• **Exercise task**:
Find all lines in the listing that include the word "مصنفه", then copy them.

------ Records provided ------

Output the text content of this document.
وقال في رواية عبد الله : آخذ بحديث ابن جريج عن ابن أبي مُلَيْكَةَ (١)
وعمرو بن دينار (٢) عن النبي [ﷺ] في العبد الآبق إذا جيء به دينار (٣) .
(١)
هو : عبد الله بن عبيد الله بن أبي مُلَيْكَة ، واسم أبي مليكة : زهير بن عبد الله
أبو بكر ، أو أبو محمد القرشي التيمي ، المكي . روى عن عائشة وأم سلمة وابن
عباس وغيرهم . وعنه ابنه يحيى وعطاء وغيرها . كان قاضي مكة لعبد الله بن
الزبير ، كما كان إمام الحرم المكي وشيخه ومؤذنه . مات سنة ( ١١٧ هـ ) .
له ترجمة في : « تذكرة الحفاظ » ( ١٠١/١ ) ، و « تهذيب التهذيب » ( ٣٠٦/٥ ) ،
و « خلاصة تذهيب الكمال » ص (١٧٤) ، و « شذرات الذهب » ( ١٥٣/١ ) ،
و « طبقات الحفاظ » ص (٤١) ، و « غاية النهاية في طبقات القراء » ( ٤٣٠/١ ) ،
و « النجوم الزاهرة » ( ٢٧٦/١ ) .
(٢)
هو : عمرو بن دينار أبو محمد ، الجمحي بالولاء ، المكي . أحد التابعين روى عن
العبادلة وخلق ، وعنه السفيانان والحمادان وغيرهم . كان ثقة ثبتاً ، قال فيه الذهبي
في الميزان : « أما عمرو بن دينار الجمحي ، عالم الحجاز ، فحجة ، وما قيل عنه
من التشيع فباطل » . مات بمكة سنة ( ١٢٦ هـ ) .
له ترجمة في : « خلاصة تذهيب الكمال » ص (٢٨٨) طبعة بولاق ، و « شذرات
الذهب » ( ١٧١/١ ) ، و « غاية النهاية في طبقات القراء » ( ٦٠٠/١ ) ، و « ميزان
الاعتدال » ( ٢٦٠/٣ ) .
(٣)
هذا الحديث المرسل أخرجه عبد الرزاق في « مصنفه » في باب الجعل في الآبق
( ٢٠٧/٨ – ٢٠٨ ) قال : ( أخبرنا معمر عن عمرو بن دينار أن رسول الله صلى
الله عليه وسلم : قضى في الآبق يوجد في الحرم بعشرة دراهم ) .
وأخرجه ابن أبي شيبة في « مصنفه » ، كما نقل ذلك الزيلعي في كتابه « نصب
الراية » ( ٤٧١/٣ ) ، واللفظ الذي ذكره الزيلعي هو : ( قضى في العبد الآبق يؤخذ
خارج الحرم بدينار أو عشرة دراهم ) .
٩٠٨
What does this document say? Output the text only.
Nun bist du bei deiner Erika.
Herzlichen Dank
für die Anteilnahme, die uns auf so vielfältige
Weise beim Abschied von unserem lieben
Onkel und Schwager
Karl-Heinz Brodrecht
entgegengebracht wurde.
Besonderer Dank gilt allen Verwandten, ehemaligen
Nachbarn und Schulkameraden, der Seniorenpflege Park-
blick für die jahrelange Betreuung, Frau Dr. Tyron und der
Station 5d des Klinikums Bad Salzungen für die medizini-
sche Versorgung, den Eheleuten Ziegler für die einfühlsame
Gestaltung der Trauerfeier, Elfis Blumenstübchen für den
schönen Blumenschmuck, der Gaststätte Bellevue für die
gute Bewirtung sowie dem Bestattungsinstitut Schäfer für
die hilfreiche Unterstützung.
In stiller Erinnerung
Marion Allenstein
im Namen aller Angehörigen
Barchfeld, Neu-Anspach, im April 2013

------

• **Response to this exercise**:
هذا الحديث المرسل أخرجه عبد الرزاق في « مصنفه » في باب الجعل في الآبق
وأخرجه ابن أبي شيبة في « مصنفه » ، كما نقل ذلك الزيلعي في كتابه « نصب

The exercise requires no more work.